Wednesday, March 31, 2010
Leeboards overboard! Departure imminent.
(Apologies for the long interval, and thanks to all for the interest. I have been out of the country for several weeks and just too busy to get at this. So let's get back to it . . . )
In the interval between Neoma's first sea trial and the departure for her first big voyage, I was very busy. As I mentioned, my sailing buddy Mark Nicholson and I were determined to take the boat out on Reindeer Lake, a very remote place where gear that works can be a matter of life and death. It was slightly silly to use this big lake for the shakedown run. But we have a lot of bush experience between us and the boat was big enough at 24 feet to keep us safe so long as it merely floated. We would carry survival suits, emergency locator beacons, and take all our usual safety precautions. The significant risk was not to life and limb, but to pride. My worst fear was that Neoma would have to be abandoned 100 kilometers up the lake due to some catastrophic failure.
Tackling the problems that arose during sea trials, I first attempted to deal with the wicked weather helm. This I achieved by slicing the aft 20 square feet or so from the mizzen and re-sewing the leech. The photo atop the previous post shows the sail plan after that modification, its total area now about 180 square feet. As I mentioned, the boat also seemed to have lee helm in light airs, but I ignored this issue for the time being.
I still maintain that one of the key weaknesses in the Birdwatcher design is the steering linkage required because of the pointy stern. Moving parts are prone to failure. The chain drive I had come up with was very solid without being heavy, but the small amount of slop in it robbed you of a vital few degrees of tiller swing. There was none to spare in this slender boat. I dialed most of this out by having a friend weld my steering shaft and its sprocket into one piece. The downside was that it made for a bigger piece to repair or replace someday. I decided it was strong enough never to fail, at least not before the tiller or rudder fittings themselves broke.

* * *

§ **Things to do**:
a) Quote the post about preparing Neoma word for word, from "I still maintain" up to and including "fittings themselves broke.".
b) Extend the post about preparing Neoma, picking up right after its final sentence.

§ **Available data**:
* * *

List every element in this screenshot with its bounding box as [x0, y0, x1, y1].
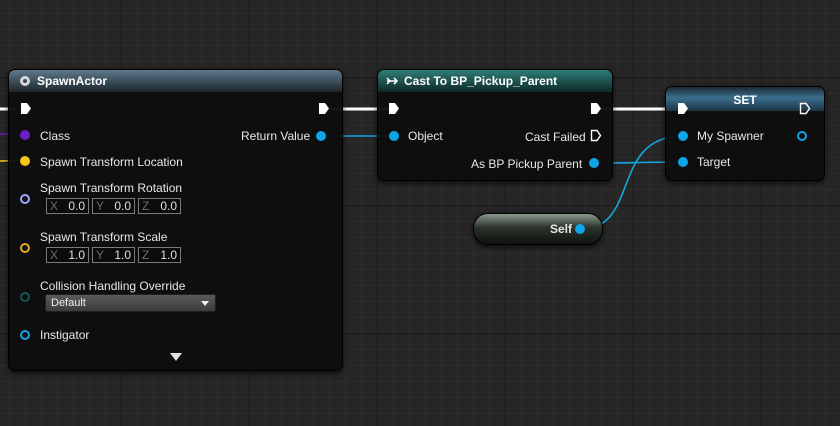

* * *

§ **Expected outputs**:
a)
I still maintain that one of the key weaknesses in the Birdwatcher design is the steering linkage required because of the pointy stern. Moving parts are prone to failure. The chain drive I had come up with was very solid without being heavy, but the small amount of slop in it robbed you of a vital few degrees of tiller swing. There was none to spare in this slender boat. I dialed most of this out by having a friend weld my steering shaft and its sprocket into one piece. The downside was that it made for a bigger piece to repair or replace someday. I decided it was strong enough never to fail, at least not before the tiller or rudder fittings themselves broke.

b)
The biggest decision by far — and the most heartbreaking — was to abandon my leeboards and to install a centreboard case as per the plans. The leeboards themselves seemed to work beautifully under testing, but I had as yet invented no means of quickly raising and lowering them. With the time and energy I had, I saw no way of inventing a good system before leaving. In desperation for a clever solution, I asked Aeneas Precht to come over. His own Birdwatcher is a marvelous, custom version that I have mentioned earlier, and Aeneas is a very inventive and experienced builder. It was he who gently suggested I just go with the tried and true centreboard. He said I would have it installed in no time, and could go sailing. The next winter, I could finish the leeboards and someday remove the centreboard again.
I took his advice. I did not believe the centreboard would be so easy as he imagined, but I was at my humble best as a builder by that point, and indeed had it installed in three days. I hated to see my big sprawling space inside the boat cut up the board, and I am still determined to get rid of it someday. The case installed, it was back to the boat launch with Mark to test it — where Neoma promptly began to sink! Clearly there was a big gap hiding somewhere in the epoxy under the centreboard case. Two days later, the boat floated nearly dry, except that the centreboard bearing cover leaked. Two days later . . . well, you get the idea.
Eventually, we got the rig up, the board down and the whole works just sailed, as a sailboat is supposed to do. I still was not delighted with the lee helm that showed itself on that calm day. As for weather helm, we'd have to wait for the winds of Reindeer Lake to know if my mizzen trimming had solved the problem.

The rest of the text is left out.